▶ Objective: Make a verbatim copy of the entries below; pictures stay out.
※ ※ ※
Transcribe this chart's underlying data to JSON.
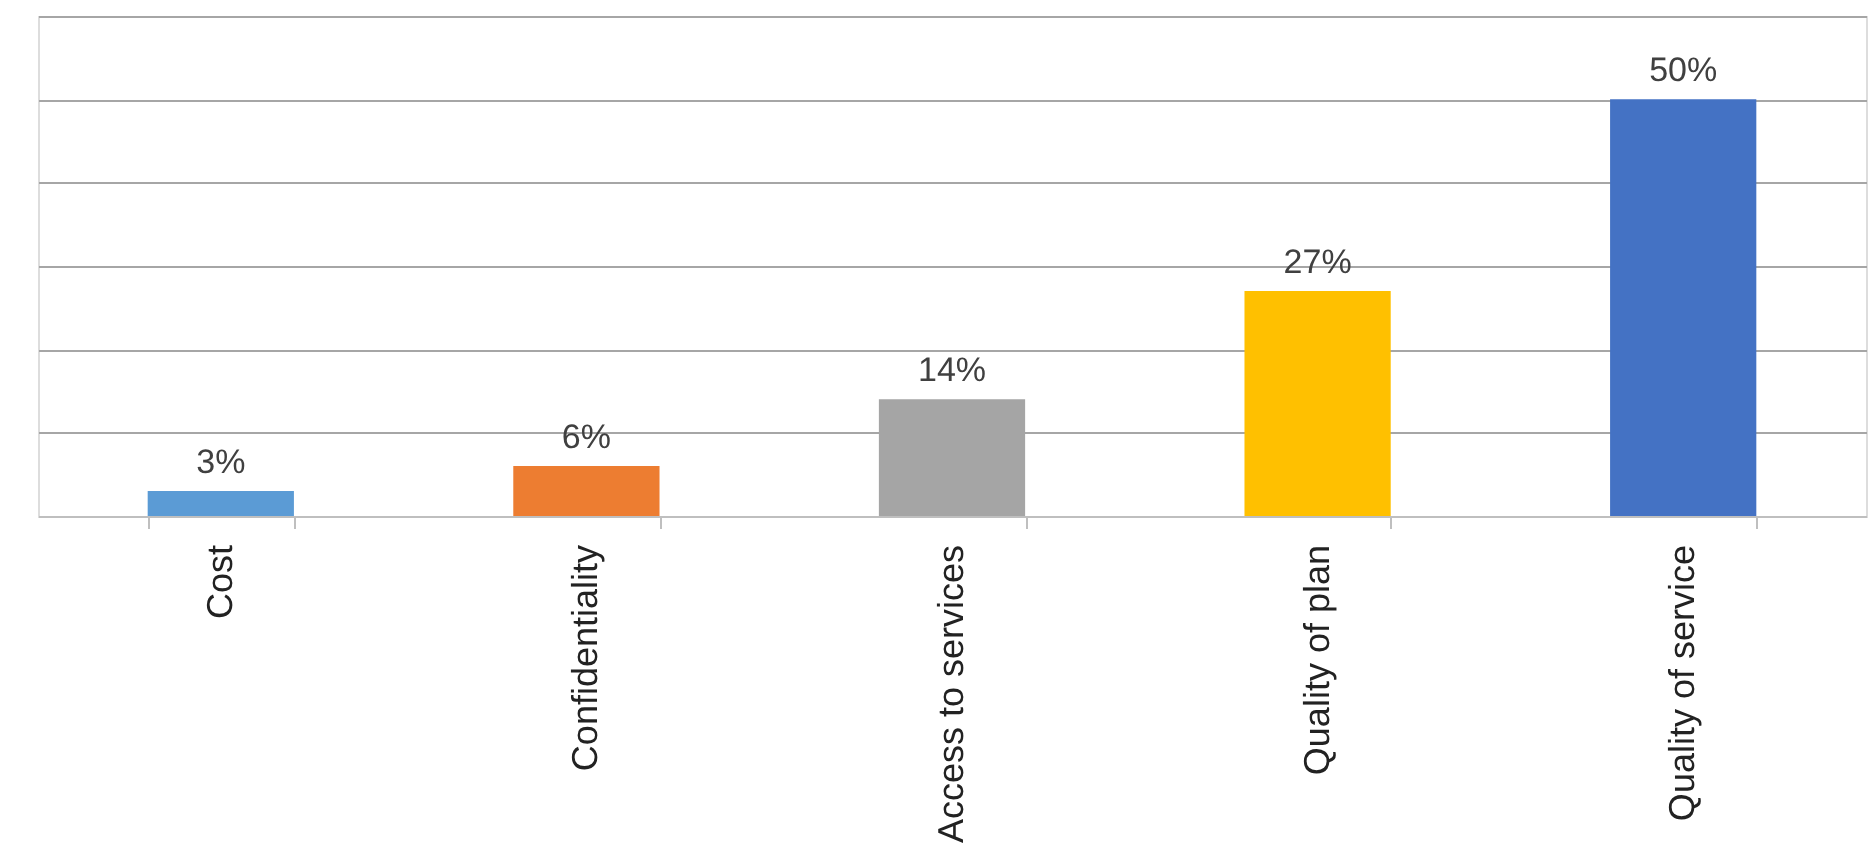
{
  "chart_data": {
    "type": "bar",
    "categories": [
      "Cost",
      "Confidentiality",
      "Access to services",
      "Quality of plan",
      "Quality of service"
    ],
    "values": [
      3,
      6,
      14,
      27,
      50
    ],
    "colors": [
      "#5b9bd5",
      "#ed7d31",
      "#a5a5a5",
      "#ffc000",
      "#4472c4"
    ],
    "value_labels": [
      "3%",
      "6%",
      "14%",
      "27%",
      "50%"
    ],
    "ylim": [
      0,
      60
    ],
    "yticks": [
      {
        "value": 0,
        "label": null
      },
      {
        "value": 10,
        "label": null
      },
      {
        "value": 20,
        "label": null
      },
      {
        "value": 30,
        "label": null
      },
      {
        "value": 40,
        "label": null
      },
      {
        "value": 50,
        "label": null
      },
      {
        "value": 60,
        "label": null
      }
    ],
    "grid": "y",
    "tick_labels": "x",
    "legend": false
  }
}
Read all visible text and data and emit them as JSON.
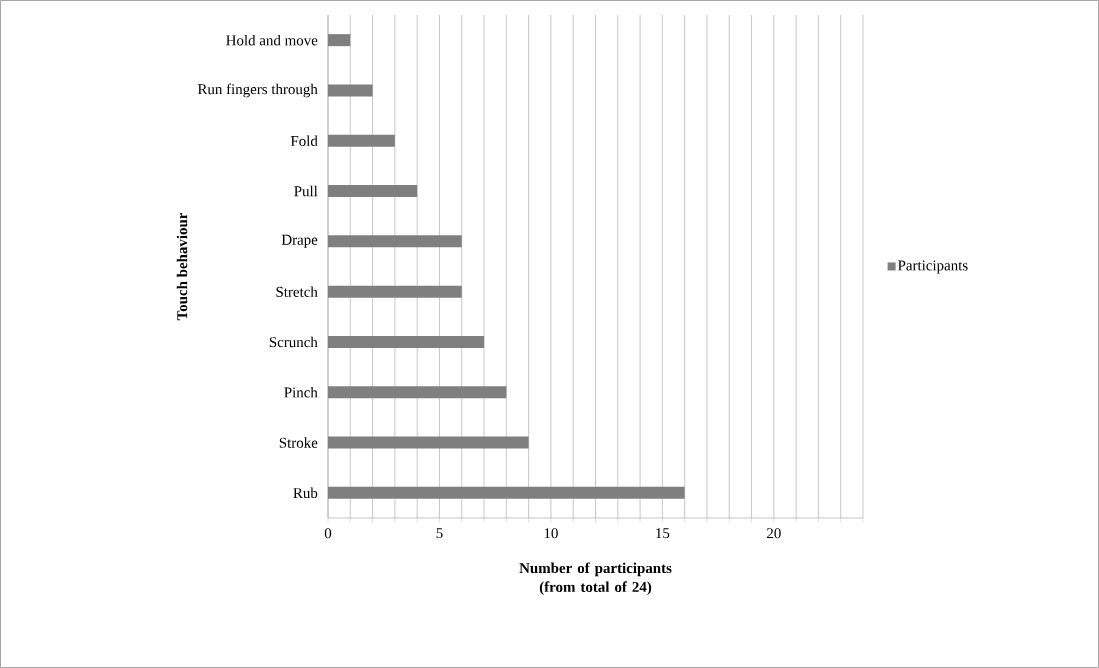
{
  "chart_data": {
    "type": "bar",
    "orientation": "horizontal",
    "xlabel": "Number of participants (from total of 24)",
    "ylabel": "Touch behaviour",
    "categories": [
      "Hold and move",
      "Run fingers through",
      "Fold",
      "Pull",
      "Drape",
      "Stretch",
      "Scrunch",
      "Pinch",
      "Stroke",
      "Rub"
    ],
    "series": [
      {
        "name": "Participants",
        "color": "#7f7f7f",
        "values": [
          1,
          2,
          3,
          4,
          6,
          6,
          7,
          8,
          9,
          16
        ]
      }
    ],
    "xlim": [
      0,
      24
    ],
    "xticks": [
      0,
      {
        "value": 1,
        "label": null
      },
      {
        "value": 2,
        "label": null
      },
      {
        "value": 3,
        "label": null
      },
      {
        "value": 4,
        "label": null
      },
      5,
      {
        "value": 6,
        "label": null
      },
      {
        "value": 7,
        "label": null
      },
      {
        "value": 8,
        "label": null
      },
      {
        "value": 9,
        "label": null
      },
      10,
      {
        "value": 11,
        "label": null
      },
      {
        "value": 12,
        "label": null
      },
      {
        "value": 13,
        "label": null
      },
      {
        "value": 14,
        "label": null
      },
      15,
      {
        "value": 16,
        "label": null
      },
      {
        "value": 17,
        "label": null
      },
      {
        "value": 18,
        "label": null
      },
      {
        "value": 19,
        "label": null
      },
      20,
      {
        "value": 21,
        "label": null
      },
      {
        "value": 22,
        "label": null
      },
      {
        "value": 23,
        "label": null
      },
      {
        "value": 24,
        "label": null
      }
    ],
    "grid": "x",
    "legend": "right"
  }
}
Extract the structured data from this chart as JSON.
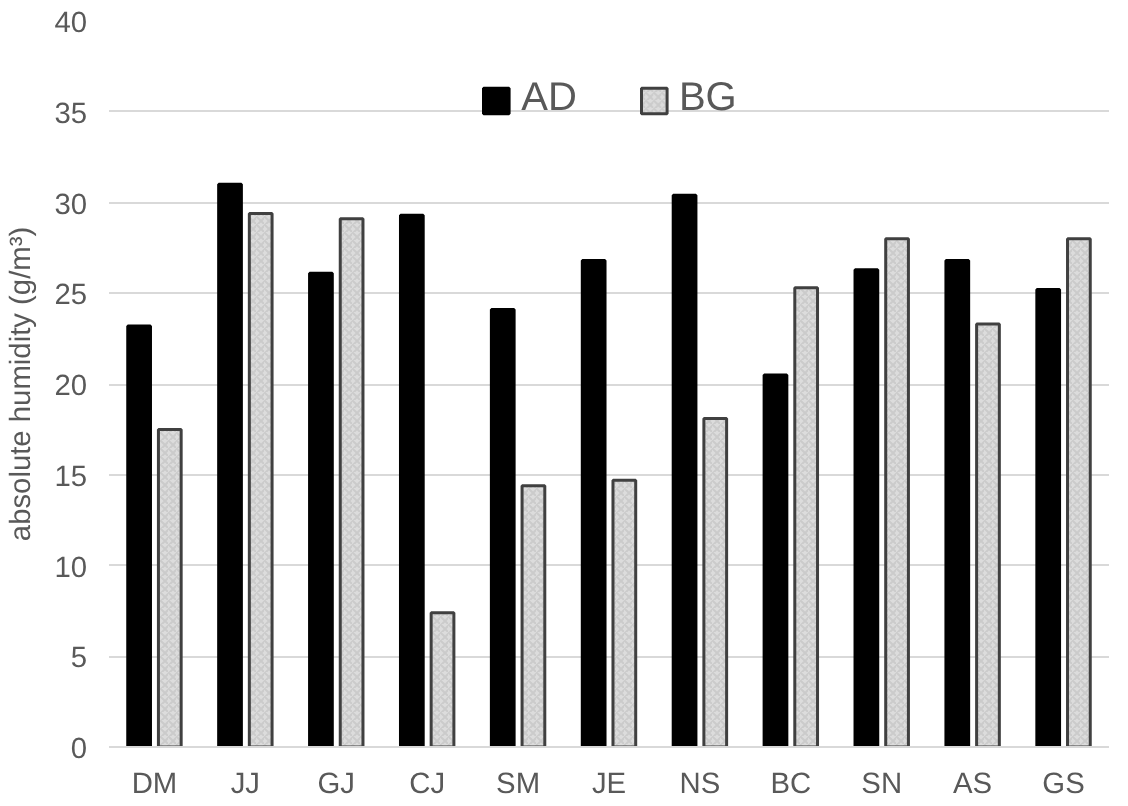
{
  "chart_data": {
    "type": "bar",
    "ylabel": "absolute humidity (g/m³)",
    "categories": [
      "DM",
      "JJ",
      "GJ",
      "CJ",
      "SM",
      "JE",
      "NS",
      "BC",
      "SN",
      "AS",
      "GS"
    ],
    "series": [
      {
        "name": "AD",
        "color": "#000000",
        "values": [
          23.2,
          31.0,
          26.1,
          29.3,
          24.1,
          26.8,
          30.4,
          20.5,
          26.3,
          26.8,
          25.2
        ]
      },
      {
        "name": "BG",
        "color": "#dcdcdc",
        "values": [
          17.5,
          29.4,
          29.1,
          7.4,
          14.4,
          14.7,
          18.1,
          25.3,
          28.0,
          23.3,
          28.0
        ]
      }
    ],
    "ylim": [
      0,
      40
    ],
    "yticks": [
      0,
      5,
      10,
      15,
      20,
      25,
      30,
      35,
      40
    ],
    "grid": "y",
    "legend": "top"
  }
}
※ ※ ※
▶ The solution:
Transcribe this chart's underlying data to JSON.
{
  "chart_data": {
    "type": "bar",
    "categories": [
      "Cost",
      "Confidentiality",
      "Access to services",
      "Quality of plan",
      "Quality of service"
    ],
    "values": [
      3,
      6,
      14,
      27,
      50
    ],
    "colors": [
      "#5b9bd5",
      "#ed7d31",
      "#a5a5a5",
      "#ffc000",
      "#4472c4"
    ],
    "value_labels": [
      "3%",
      "6%",
      "14%",
      "27%",
      "50%"
    ],
    "ylim": [
      0,
      60
    ],
    "yticks": [
      {
        "value": 0,
        "label": null
      },
      {
        "value": 10,
        "label": null
      },
      {
        "value": 20,
        "label": null
      },
      {
        "value": 30,
        "label": null
      },
      {
        "value": 40,
        "label": null
      },
      {
        "value": 50,
        "label": null
      },
      {
        "value": 60,
        "label": null
      }
    ],
    "grid": "y",
    "tick_labels": "x",
    "legend": false
  }
}
Read all visible text and data and emit them as JSON.
{
  "chart_data": {
    "type": "bar",
    "orientation": "horizontal",
    "xlabel": "Number of participants (from total of 24)",
    "ylabel": "Touch behaviour",
    "categories": [
      "Hold and move",
      "Run fingers through",
      "Fold",
      "Pull",
      "Drape",
      "Stretch",
      "Scrunch",
      "Pinch",
      "Stroke",
      "Rub"
    ],
    "series": [
      {
        "name": "Participants",
        "color": "#7f7f7f",
        "values": [
          1,
          2,
          3,
          4,
          6,
          6,
          7,
          8,
          9,
          16
        ]
      }
    ],
    "xlim": [
      0,
      24
    ],
    "xticks": [
      0,
      {
        "value": 1,
        "label": null
      },
      {
        "value": 2,
        "label": null
      },
      {
        "value": 3,
        "label": null
      },
      {
        "value": 4,
        "label": null
      },
      5,
      {
        "value": 6,
        "label": null
      },
      {
        "value": 7,
        "label": null
      },
      {
        "value": 8,
        "label": null
      },
      {
        "value": 9,
        "label": null
      },
      10,
      {
        "value": 11,
        "label": null
      },
      {
        "value": 12,
        "label": null
      },
      {
        "value": 13,
        "label": null
      },
      {
        "value": 14,
        "label": null
      },
      15,
      {
        "value": 16,
        "label": null
      },
      {
        "value": 17,
        "label": null
      },
      {
        "value": 18,
        "label": null
      },
      {
        "value": 19,
        "label": null
      },
      20,
      {
        "value": 21,
        "label": null
      },
      {
        "value": 22,
        "label": null
      },
      {
        "value": 23,
        "label": null
      },
      {
        "value": 24,
        "label": null
      }
    ],
    "grid": "x",
    "legend": "right"
  }
}
Extract the structured data from this chart as JSON.
{
  "chart_data": {
    "type": "bar",
    "ylabel": "absolute humidity (g/m³)",
    "categories": [
      "DM",
      "JJ",
      "GJ",
      "CJ",
      "SM",
      "JE",
      "NS",
      "BC",
      "SN",
      "AS",
      "GS"
    ],
    "series": [
      {
        "name": "AD",
        "color": "#000000",
        "values": [
          23.2,
          31.0,
          26.1,
          29.3,
          24.1,
          26.8,
          30.4,
          20.5,
          26.3,
          26.8,
          25.2
        ]
      },
      {
        "name": "BG",
        "color": "#dcdcdc",
        "values": [
          17.5,
          29.4,
          29.1,
          7.4,
          14.4,
          14.7,
          18.1,
          25.3,
          28.0,
          23.3,
          28.0
        ]
      }
    ],
    "ylim": [
      0,
      40
    ],
    "yticks": [
      0,
      5,
      10,
      15,
      20,
      25,
      30,
      35,
      40
    ],
    "grid": "y",
    "legend": "top"
  }
}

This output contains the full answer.